Instruction
Drop all images and give the records again exactly.

Listed entries
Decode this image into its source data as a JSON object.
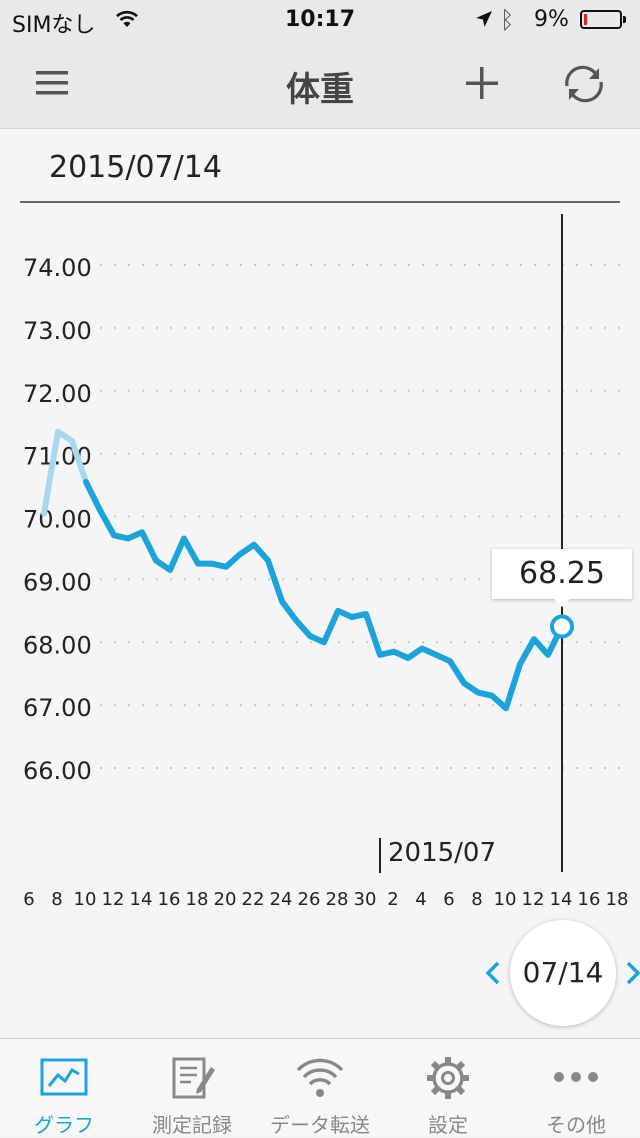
{
  "status": {
    "carrier": "SIMなし",
    "time": "10:17",
    "battery": "9%",
    "battery_level": 0.09
  },
  "nav": {
    "title": "体重",
    "icons": {
      "menu": "hamburger-menu-icon",
      "add": "plus-icon",
      "sync": "sync-icon"
    }
  },
  "header_date": "2015/07/14",
  "chart_data": {
    "type": "line",
    "y_ticks": [
      "74.00",
      "73.00",
      "72.00",
      "71.00",
      "70.00",
      "69.00",
      "68.00",
      "67.00",
      "66.00"
    ],
    "ylim": [
      66,
      74
    ],
    "x_tick_labels": [
      "6",
      "8",
      "10",
      "12",
      "14",
      "16",
      "18",
      "20",
      "22",
      "24",
      "26",
      "28",
      "30",
      "2",
      "4",
      "6",
      "8",
      "10",
      "12",
      "14",
      "16",
      "18"
    ],
    "month_marker": "2015/07",
    "grid": "dotted-horizontal",
    "selected_value": "68.25",
    "selected_index": 38,
    "series": [
      {
        "color": "#1ba3dc",
        "faded_color": "#a8d8f0",
        "faded_count": 3,
        "values": [
          70.05,
          71.35,
          71.2,
          70.55,
          70.1,
          69.7,
          69.65,
          69.75,
          69.3,
          69.15,
          69.65,
          69.25,
          69.25,
          69.2,
          69.4,
          69.55,
          69.3,
          68.65,
          68.35,
          68.1,
          68.0,
          68.5,
          68.4,
          68.45,
          67.8,
          67.85,
          67.75,
          67.9,
          67.8,
          67.7,
          67.35,
          67.2,
          67.15,
          66.95,
          67.65,
          68.05,
          67.8,
          68.25
        ]
      }
    ]
  },
  "date_selector": {
    "label": "07/14",
    "accent": "#1ba3dc"
  },
  "tabs": [
    {
      "label": "グラフ",
      "icon": "chart-icon",
      "active": true
    },
    {
      "label": "測定記録",
      "icon": "notepad-edit-icon",
      "active": false
    },
    {
      "label": "データ転送",
      "icon": "wireless-transfer-icon",
      "active": false
    },
    {
      "label": "設定",
      "icon": "gear-icon",
      "active": false
    },
    {
      "label": "その他",
      "icon": "more-dots-icon",
      "active": false
    }
  ]
}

Exercise result
Decode this image into its source data as a JSON object.
{
  "status": {
    "carrier": "SIMなし",
    "time": "10:17",
    "battery": "9%",
    "battery_level": 0.09
  },
  "nav": {
    "title": "体重",
    "icons": {
      "menu": "hamburger-menu-icon",
      "add": "plus-icon",
      "sync": "sync-icon"
    }
  },
  "header_date": "2015/07/14",
  "chart_data": {
    "type": "line",
    "y_ticks": [
      "74.00",
      "73.00",
      "72.00",
      "71.00",
      "70.00",
      "69.00",
      "68.00",
      "67.00",
      "66.00"
    ],
    "ylim": [
      66,
      74
    ],
    "x_tick_labels": [
      "6",
      "8",
      "10",
      "12",
      "14",
      "16",
      "18",
      "20",
      "22",
      "24",
      "26",
      "28",
      "30",
      "2",
      "4",
      "6",
      "8",
      "10",
      "12",
      "14",
      "16",
      "18"
    ],
    "month_marker": "2015/07",
    "grid": "dotted-horizontal",
    "selected_value": "68.25",
    "selected_index": 38,
    "series": [
      {
        "color": "#1ba3dc",
        "faded_color": "#a8d8f0",
        "faded_count": 3,
        "values": [
          70.05,
          71.35,
          71.2,
          70.55,
          70.1,
          69.7,
          69.65,
          69.75,
          69.3,
          69.15,
          69.65,
          69.25,
          69.25,
          69.2,
          69.4,
          69.55,
          69.3,
          68.65,
          68.35,
          68.1,
          68.0,
          68.5,
          68.4,
          68.45,
          67.8,
          67.85,
          67.75,
          67.9,
          67.8,
          67.7,
          67.35,
          67.2,
          67.15,
          66.95,
          67.65,
          68.05,
          67.8,
          68.25
        ]
      }
    ]
  },
  "date_selector": {
    "label": "07/14",
    "accent": "#1ba3dc"
  },
  "tabs": [
    {
      "label": "グラフ",
      "icon": "chart-icon",
      "active": true
    },
    {
      "label": "測定記録",
      "icon": "notepad-edit-icon",
      "active": false
    },
    {
      "label": "データ転送",
      "icon": "wireless-transfer-icon",
      "active": false
    },
    {
      "label": "設定",
      "icon": "gear-icon",
      "active": false
    },
    {
      "label": "その他",
      "icon": "more-dots-icon",
      "active": false
    }
  ]
}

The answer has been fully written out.